--- START INPUT ---

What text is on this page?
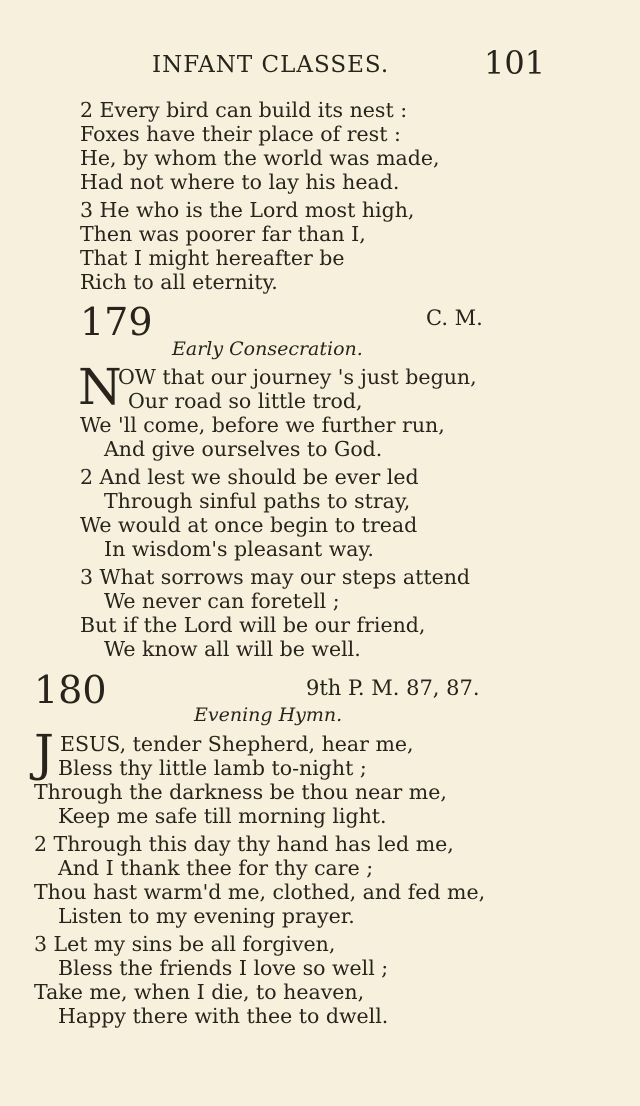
INFANT CLASSES.	101
2 Every bird can build its nest :
Foxes have their place of rest :
He, by whom the world was made,
Had not where to lay his head.
3 He who is the Lord most high,
Then was poorer far than I,
That I might hereafter be
Rich to all eternity.
179	C. M.
Early Consecration.
N
OW that our journey 's just begun,
Our road so little trod,
We 'll come, before we further run,
And give ourselves to God.
2 And lest we should be ever led
Through sinful paths to stray,
We would at once begin to tread
In wisdom's pleasant way.
3 What sorrows may our steps attend
We never can foretell ;
But if the Lord will be our friend,
We know all will be well.
180	9th P. M. 87, 87.
Evening Hymn.
J ESUS, tender Shepherd, hear me,
Bless thy little lamb to-night ;
Through the darkness be thou near me,
Keep me safe till morning light.
2 Through this day thy hand has led me,
And I thank thee for thy care ;
Thou hast warm'd me, clothed, and fed me,
Listen to my evening prayer.
3 Let my sins be all forgiven,
Bless the friends I love so well ;
Take me, when I die, to heaven,
Happy there with thee to dwell.
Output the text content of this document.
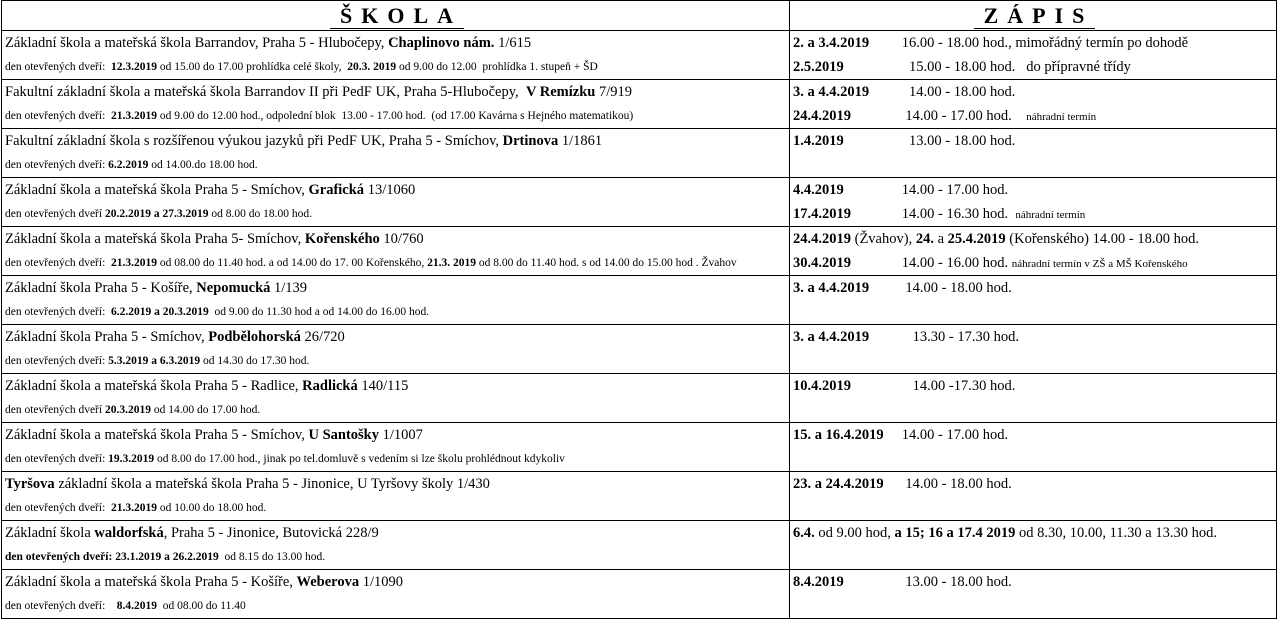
ŠKOLA	ZÁPIS
Základní škola a mateřská škola Barrandov, Praha 5 - Hlubočepy, Chaplinovo nám. 1/615	2. a 3.4.2019         16.00 - 18.00 hod., mimořádný termín po dohodě
den otevřených dveří:  12.3.2019 od 15.00 do 17.00 prohlídka celé školy,  20.3. 2019 od 9.00 do 12.00  prohlídka 1. stupeň + ŠD	2.5.2019                  15.00 - 18.00 hod.   do přípravné třídy
Fakultní základní škola a mateřská škola Barrandov II při PedF UK, Praha 5-Hlubočepy,  V Remízku 7/919	3. a 4.4.2019           14.00 - 18.00 hod.
den otevřených dveří:  21.3.2019 od 9.00 do 12.00 hod., odpolední blok  13.00 - 17.00 hod.  (od 17.00 Kavárna s Hejného matematikou)	24.4.2019               14.00 - 17.00 hod.    náhradní termín
Fakultní základní škola s rozšířenou výukou jazyků při PedF UK, Praha 5 - Smíchov, Drtinova 1/1861	1.4.2019                  13.00 - 18.00 hod.
den otevřených dveří: 6.2.2019 od 14.00.do 18.00 hod.	
Základní škola a mateřská škola Praha 5 - Smíchov, Grafická 13/1060	4.4.2019                14.00 - 17.00 hod.
den otevřených dveří 20.2.2019 a 27.3.2019 od 8.00 do 18.00 hod.	17.4.2019              14.00 - 16.30 hod.  náhradní termín
Základní škola a mateřská škola Praha 5- Smíchov, Kořenského 10/760	24.4.2019 (Žvahov), 24. a 25.4.2019 (Kořenského) 14.00 - 18.00 hod.
den otevřených dveří:  21.3.2019 od 08.00 do 11.40 hod. a od 14.00 do 17. 00 Kořenského, 21.3. 2019 od 8.00 do 11.40 hod. s od 14.00 do 15.00 hod . Žvahov	30.4.2019              14.00 - 16.00 hod. náhradní termín v ZŠ a MŠ Kořenského
Základní škola Praha 5 - Košíře, Nepomucká 1/139	3. a 4.4.2019          14.00 - 18.00 hod.
den otevřených dveří:  6.2.2019 a 20.3.2019  od 9.00 do 11.30 hod a od 14.00 do 16.00 hod.	
Základní škola Praha 5 - Smíchov, Podbělohorská 26/720	3. a 4.4.2019            13.30 - 17.30 hod.
den otevřených dveří: 5.3.2019 a 6.3.2019 od 14.30 do 17.30 hod.	
Základní škola a mateřská škola Praha 5 - Radlice, Radlická 140/115	10.4.2019                 14.00 -17.30 hod.
den otevřených dveří 20.3.2019 od 14.00 do 17.00 hod.	
Základní škola a mateřská škola Praha 5 - Smíchov, U Santošky 1/1007	15. a 16.4.2019     14.00 - 17.00 hod.
den otevřených dveří: 19.3.2019 od 8.00 do 17.00 hod., jinak po tel.domluvě s vedením si lze školu prohlédnout kdykoliv	
Tyršova základní škola a mateřská škola Praha 5 - Jinonice, U Tyršovy školy 1/430	23. a 24.4.2019      14.00 - 18.00 hod.
den otevřených dveří:  21.3.2019 od 10.00 do 18.00 hod.	
Základní škola waldorfská, Praha 5 - Jinonice, Butovická 228/9	6.4. od 9.00 hod, a 15; 16 a 17.4 2019 od 8.30, 10.00, 11.30 a 13.30 hod.
den otevřených dveří: 23.1.2019 a 26.2.2019  od 8.15 do 13.00 hod.	
Základní škola a mateřská škola Praha 5 - Košíře, Weberova 1/1090	8.4.2019                 13.00 - 18.00 hod.
den otevřených dveří:    8.4.2019  od 08.00 do 11.40	
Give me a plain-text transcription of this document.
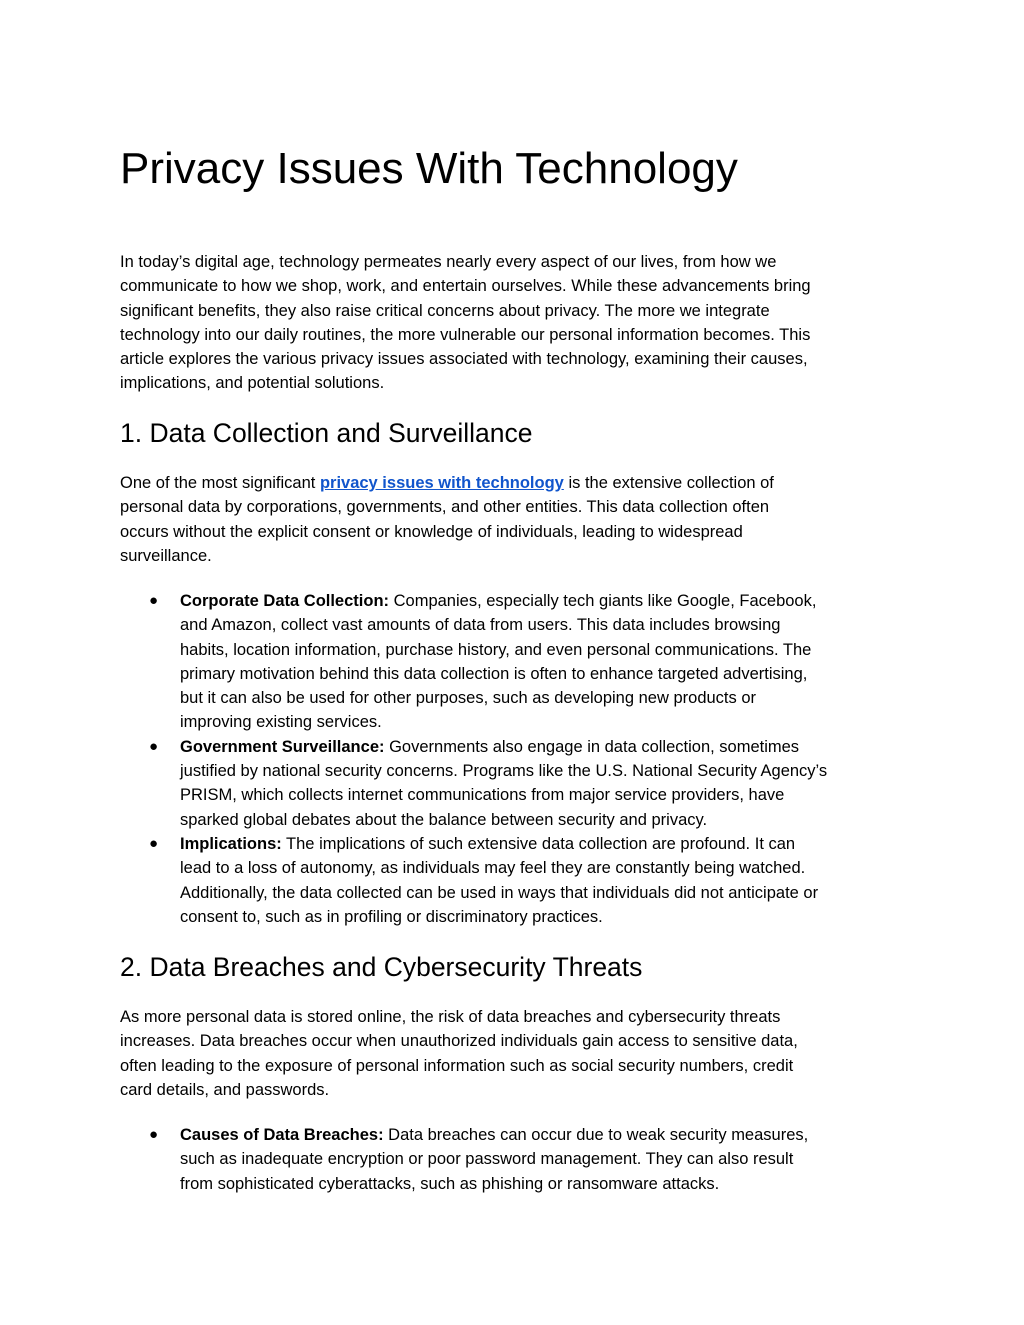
Privacy Issues With Technology

In today’s digital age, technology permeates nearly every aspect of our lives, from how we
communicate to how we shop, work, and entertain ourselves. While these advancements bring
significant benefits, they also raise critical concerns about privacy. The more we integrate
technology into our daily routines, the more vulnerable our personal information becomes. This
article explores the various privacy issues associated with technology, examining their causes,
implications, and potential solutions.

1. Data Collection and Surveillance

One of the most significant privacy issues with technology is the extensive collection of
personal data by corporations, governments, and other entities. This data collection often
occurs without the explicit consent or knowledge of individuals, leading to widespread
surveillance.

● Corporate Data Collection: Companies, especially tech giants like Google, Facebook,
and Amazon, collect vast amounts of data from users. This data includes browsing
habits, location information, purchase history, and even personal communications. The
primary motivation behind this data collection is often to enhance targeted advertising,
but it can also be used for other purposes, such as developing new products or
improving existing services.
● Government Surveillance: Governments also engage in data collection, sometimes
justified by national security concerns. Programs like the U.S. National Security Agency’s
PRISM, which collects internet communications from major service providers, have
sparked global debates about the balance between security and privacy.
● Implications: The implications of such extensive data collection are profound. It can
lead to a loss of autonomy, as individuals may feel they are constantly being watched.
Additionally, the data collected can be used in ways that individuals did not anticipate or
consent to, such as in profiling or discriminatory practices.
2. Data Breaches and Cybersecurity Threats

As more personal data is stored online, the risk of data breaches and cybersecurity threats
increases. Data breaches occur when unauthorized individuals gain access to sensitive data,
often leading to the exposure of personal information such as social security numbers, credit
card details, and passwords.

● Causes of Data Breaches: Data breaches can occur due to weak security measures,
such as inadequate encryption or poor password management. They can also result
from sophisticated cyberattacks, such as phishing or ransomware attacks.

--- END INPUT ---

- _DO THIS_:
Count each line of the entries that holds the word "text", then state the total and nothing more.

- _CORRECT RESPONSE_:
3